Collect each line of the records containing the string "name".
--- Start of DATA LINES ---
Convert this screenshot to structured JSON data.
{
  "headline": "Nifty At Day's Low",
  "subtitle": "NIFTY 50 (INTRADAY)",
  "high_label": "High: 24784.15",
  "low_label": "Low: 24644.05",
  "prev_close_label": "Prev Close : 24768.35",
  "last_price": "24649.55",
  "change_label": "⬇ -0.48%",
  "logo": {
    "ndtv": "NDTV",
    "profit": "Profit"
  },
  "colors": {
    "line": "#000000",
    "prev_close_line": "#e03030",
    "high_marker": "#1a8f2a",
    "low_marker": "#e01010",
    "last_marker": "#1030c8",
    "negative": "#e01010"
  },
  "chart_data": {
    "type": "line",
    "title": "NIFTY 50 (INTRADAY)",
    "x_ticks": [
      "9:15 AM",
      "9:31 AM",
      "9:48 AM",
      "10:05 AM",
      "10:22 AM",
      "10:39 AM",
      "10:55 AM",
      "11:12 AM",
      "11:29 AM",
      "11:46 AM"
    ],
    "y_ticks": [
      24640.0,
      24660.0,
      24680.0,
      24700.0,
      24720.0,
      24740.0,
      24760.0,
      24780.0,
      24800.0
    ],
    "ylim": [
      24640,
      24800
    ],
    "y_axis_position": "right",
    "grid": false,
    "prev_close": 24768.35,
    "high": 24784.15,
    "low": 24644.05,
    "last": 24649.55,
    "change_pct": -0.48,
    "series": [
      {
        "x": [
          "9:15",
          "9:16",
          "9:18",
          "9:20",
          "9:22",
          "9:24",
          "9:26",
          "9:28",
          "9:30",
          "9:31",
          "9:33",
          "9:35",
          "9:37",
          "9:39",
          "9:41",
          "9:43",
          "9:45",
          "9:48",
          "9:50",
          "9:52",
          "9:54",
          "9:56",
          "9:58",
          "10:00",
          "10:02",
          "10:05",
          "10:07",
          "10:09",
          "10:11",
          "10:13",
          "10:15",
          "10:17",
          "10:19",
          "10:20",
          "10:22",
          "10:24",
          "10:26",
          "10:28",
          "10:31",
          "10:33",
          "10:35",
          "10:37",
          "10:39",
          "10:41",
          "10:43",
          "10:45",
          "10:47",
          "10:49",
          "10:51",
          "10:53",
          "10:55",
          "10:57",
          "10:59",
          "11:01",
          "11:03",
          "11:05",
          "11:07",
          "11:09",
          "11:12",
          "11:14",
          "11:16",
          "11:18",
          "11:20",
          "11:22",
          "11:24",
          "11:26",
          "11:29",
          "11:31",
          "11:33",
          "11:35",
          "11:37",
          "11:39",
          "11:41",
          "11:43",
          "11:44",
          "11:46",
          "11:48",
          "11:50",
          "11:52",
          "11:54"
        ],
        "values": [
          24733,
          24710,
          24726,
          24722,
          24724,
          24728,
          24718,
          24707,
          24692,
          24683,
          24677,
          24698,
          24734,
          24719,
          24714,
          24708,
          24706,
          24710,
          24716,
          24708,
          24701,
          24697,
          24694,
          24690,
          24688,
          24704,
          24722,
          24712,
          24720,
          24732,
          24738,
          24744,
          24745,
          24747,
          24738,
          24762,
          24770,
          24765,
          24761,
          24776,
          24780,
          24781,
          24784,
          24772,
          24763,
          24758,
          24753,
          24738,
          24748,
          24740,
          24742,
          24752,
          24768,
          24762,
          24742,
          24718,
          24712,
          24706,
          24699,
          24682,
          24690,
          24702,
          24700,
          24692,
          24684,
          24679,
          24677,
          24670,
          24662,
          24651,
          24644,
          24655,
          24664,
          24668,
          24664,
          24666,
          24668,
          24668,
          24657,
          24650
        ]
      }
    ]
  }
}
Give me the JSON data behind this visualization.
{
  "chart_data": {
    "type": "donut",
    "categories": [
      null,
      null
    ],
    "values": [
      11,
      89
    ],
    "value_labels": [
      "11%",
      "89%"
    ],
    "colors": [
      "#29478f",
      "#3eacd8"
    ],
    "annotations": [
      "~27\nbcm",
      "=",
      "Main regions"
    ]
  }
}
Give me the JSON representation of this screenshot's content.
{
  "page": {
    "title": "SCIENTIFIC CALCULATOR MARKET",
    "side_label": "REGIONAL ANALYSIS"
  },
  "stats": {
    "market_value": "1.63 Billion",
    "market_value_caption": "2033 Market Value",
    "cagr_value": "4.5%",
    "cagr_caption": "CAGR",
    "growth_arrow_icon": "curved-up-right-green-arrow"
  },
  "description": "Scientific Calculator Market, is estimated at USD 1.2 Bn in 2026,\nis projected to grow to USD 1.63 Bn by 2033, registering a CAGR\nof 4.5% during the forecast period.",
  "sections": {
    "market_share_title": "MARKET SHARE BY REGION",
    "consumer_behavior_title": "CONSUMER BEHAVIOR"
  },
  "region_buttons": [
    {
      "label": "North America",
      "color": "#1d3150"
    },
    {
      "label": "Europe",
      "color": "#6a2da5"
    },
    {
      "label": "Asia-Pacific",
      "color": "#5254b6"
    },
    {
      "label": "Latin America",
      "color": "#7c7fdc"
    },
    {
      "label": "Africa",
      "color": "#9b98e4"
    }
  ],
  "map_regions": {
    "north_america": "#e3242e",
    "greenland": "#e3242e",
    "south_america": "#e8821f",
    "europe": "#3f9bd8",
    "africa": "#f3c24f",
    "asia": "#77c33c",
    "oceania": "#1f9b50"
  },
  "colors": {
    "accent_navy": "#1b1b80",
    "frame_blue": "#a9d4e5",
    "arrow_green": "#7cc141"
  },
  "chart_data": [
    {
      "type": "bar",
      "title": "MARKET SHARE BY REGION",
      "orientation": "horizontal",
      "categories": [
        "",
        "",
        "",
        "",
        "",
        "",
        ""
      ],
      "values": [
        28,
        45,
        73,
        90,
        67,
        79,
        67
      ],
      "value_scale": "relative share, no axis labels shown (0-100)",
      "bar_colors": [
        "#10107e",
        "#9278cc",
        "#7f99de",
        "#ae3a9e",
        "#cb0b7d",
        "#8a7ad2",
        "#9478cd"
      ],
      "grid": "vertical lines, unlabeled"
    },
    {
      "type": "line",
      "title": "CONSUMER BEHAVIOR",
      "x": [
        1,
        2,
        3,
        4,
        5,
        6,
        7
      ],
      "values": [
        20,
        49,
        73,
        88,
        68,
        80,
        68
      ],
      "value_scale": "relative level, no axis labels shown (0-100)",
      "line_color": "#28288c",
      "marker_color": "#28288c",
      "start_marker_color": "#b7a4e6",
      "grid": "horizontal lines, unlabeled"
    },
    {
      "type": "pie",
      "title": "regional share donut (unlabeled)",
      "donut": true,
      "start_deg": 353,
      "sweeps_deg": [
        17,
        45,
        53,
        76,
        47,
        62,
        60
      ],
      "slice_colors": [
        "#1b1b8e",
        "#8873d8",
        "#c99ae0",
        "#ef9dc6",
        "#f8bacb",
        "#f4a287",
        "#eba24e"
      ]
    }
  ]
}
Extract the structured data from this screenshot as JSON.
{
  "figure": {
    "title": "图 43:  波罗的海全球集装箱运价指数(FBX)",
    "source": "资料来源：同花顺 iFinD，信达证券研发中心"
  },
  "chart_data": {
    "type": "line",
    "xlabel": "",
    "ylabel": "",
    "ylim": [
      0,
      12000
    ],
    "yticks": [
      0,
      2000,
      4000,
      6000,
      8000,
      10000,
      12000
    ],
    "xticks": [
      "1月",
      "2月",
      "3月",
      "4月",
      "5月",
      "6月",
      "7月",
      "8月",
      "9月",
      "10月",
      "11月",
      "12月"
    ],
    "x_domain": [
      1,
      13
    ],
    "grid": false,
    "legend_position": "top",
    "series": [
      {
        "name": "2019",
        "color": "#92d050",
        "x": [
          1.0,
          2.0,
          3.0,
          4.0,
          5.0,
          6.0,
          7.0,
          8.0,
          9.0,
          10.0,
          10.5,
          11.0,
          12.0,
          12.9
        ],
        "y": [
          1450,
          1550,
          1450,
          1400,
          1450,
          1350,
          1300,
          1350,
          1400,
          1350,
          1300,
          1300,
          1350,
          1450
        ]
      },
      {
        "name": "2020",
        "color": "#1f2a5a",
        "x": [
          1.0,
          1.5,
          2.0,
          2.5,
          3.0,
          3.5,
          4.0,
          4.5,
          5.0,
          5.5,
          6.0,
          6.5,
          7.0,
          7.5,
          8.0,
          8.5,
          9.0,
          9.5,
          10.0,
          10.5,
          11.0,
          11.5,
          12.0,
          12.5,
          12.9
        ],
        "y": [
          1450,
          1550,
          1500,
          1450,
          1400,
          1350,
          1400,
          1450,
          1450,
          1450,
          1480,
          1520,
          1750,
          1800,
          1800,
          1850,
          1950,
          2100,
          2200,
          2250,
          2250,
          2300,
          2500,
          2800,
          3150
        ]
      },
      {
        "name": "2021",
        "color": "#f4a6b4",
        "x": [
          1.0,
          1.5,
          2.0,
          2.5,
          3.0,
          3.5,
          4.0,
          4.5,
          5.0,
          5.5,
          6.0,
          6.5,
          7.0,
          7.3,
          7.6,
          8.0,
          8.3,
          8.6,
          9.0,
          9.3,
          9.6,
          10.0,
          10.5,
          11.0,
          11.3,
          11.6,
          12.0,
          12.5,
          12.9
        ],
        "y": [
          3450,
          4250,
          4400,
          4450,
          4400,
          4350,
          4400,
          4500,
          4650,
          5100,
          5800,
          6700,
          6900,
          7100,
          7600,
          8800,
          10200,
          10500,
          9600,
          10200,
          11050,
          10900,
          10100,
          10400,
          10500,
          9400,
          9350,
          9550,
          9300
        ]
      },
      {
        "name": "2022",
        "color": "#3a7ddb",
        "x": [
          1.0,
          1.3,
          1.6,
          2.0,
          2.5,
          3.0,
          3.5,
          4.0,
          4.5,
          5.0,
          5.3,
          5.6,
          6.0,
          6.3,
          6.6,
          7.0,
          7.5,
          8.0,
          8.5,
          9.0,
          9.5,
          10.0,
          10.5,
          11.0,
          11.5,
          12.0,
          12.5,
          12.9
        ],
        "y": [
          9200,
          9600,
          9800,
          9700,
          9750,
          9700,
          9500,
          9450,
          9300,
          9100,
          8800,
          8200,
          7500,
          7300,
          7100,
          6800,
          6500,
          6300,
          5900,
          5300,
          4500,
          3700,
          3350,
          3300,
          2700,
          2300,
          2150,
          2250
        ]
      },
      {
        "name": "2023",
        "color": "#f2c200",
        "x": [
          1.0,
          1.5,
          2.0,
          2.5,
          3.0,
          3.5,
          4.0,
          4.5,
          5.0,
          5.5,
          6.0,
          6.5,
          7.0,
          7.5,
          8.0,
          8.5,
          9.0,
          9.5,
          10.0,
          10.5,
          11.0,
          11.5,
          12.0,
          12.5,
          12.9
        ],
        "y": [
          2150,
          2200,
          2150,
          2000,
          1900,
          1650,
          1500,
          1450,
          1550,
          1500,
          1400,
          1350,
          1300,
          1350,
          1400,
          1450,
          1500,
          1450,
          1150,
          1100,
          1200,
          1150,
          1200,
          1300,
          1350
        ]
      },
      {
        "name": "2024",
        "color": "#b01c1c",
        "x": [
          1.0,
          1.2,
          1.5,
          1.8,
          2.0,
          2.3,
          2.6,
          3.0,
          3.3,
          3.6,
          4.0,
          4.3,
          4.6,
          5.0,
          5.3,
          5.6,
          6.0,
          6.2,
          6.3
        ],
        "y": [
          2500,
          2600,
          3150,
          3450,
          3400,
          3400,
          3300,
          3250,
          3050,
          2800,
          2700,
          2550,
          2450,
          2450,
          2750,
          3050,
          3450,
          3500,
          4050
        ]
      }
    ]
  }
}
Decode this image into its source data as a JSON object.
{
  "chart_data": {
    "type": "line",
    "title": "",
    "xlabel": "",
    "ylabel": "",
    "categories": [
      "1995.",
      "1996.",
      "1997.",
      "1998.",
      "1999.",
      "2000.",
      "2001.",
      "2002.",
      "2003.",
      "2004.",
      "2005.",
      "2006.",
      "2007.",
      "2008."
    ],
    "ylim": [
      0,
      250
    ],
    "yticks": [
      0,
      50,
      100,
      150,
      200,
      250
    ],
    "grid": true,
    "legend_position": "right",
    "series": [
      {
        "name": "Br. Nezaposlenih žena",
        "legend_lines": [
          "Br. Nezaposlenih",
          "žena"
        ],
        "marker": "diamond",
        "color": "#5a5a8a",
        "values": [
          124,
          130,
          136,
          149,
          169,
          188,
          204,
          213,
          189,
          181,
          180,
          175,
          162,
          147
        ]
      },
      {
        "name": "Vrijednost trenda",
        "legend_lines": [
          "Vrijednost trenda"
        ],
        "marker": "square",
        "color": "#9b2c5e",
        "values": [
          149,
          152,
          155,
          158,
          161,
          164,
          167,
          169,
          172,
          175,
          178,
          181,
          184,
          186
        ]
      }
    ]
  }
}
--- End of DATA LINES ---
**TASK RESULT**.
        "name": "2019",
        "name": "2020",
        "name": "2021",
        "name": "2022",
        "name": "2023",
        "name": "2024",
        "name": "Br. Nezaposlenih žena",
        "name": "Vrijednost trenda",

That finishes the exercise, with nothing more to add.